DATASET EXCERPTS =>

━━━━━━━━━━━━━━━━━━━━

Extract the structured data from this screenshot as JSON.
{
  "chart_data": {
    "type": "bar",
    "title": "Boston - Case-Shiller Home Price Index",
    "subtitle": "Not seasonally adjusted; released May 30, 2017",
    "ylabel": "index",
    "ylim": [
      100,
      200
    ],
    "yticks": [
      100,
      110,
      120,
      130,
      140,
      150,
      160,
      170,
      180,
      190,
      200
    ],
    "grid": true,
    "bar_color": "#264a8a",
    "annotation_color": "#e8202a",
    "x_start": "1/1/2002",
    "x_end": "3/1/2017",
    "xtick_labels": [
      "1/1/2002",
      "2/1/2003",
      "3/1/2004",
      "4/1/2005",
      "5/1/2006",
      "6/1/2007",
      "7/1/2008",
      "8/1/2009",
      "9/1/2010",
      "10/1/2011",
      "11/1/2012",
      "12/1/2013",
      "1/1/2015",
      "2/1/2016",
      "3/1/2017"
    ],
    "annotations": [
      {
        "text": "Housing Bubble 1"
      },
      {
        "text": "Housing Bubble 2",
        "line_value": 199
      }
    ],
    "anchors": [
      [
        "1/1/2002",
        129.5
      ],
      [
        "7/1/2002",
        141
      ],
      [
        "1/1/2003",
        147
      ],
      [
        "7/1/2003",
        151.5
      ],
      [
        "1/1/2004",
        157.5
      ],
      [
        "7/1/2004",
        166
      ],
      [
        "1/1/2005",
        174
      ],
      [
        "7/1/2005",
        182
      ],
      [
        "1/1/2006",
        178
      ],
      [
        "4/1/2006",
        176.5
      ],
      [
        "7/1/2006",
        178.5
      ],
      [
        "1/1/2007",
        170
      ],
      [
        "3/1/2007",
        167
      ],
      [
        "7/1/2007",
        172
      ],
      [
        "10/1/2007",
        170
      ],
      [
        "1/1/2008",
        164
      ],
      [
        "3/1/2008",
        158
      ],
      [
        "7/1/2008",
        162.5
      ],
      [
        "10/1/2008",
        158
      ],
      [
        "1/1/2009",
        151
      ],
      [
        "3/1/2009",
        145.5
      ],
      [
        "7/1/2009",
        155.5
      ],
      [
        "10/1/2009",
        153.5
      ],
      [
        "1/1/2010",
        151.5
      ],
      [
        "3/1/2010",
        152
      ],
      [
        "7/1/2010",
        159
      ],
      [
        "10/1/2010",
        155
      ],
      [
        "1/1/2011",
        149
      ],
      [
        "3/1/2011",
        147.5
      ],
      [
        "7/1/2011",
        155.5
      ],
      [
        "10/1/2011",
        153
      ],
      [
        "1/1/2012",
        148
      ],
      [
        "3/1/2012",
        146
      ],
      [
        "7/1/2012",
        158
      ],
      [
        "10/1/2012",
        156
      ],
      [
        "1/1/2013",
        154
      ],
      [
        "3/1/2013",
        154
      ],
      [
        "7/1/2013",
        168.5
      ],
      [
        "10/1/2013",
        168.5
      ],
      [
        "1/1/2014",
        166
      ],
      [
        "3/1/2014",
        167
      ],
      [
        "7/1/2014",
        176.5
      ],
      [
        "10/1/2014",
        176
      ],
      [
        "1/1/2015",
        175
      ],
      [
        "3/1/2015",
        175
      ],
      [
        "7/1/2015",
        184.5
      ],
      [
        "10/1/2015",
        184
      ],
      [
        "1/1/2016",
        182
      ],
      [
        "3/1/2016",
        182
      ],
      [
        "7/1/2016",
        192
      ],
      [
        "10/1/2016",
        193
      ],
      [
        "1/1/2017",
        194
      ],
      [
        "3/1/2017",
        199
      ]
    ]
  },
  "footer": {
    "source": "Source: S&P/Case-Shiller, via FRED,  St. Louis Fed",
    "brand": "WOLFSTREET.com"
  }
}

━━━━━━━━━━━━━━━━━━━━

OBJECTIVE =>
Using the listing, copy every line where the word "Shiller" shows up.

EXERCISE OUTPUT =>
    "title": "Boston - Case-Shiller Home Price Index",
    "source": "Source: S&P/Case-Shiller, via FRED,  St. Louis Fed",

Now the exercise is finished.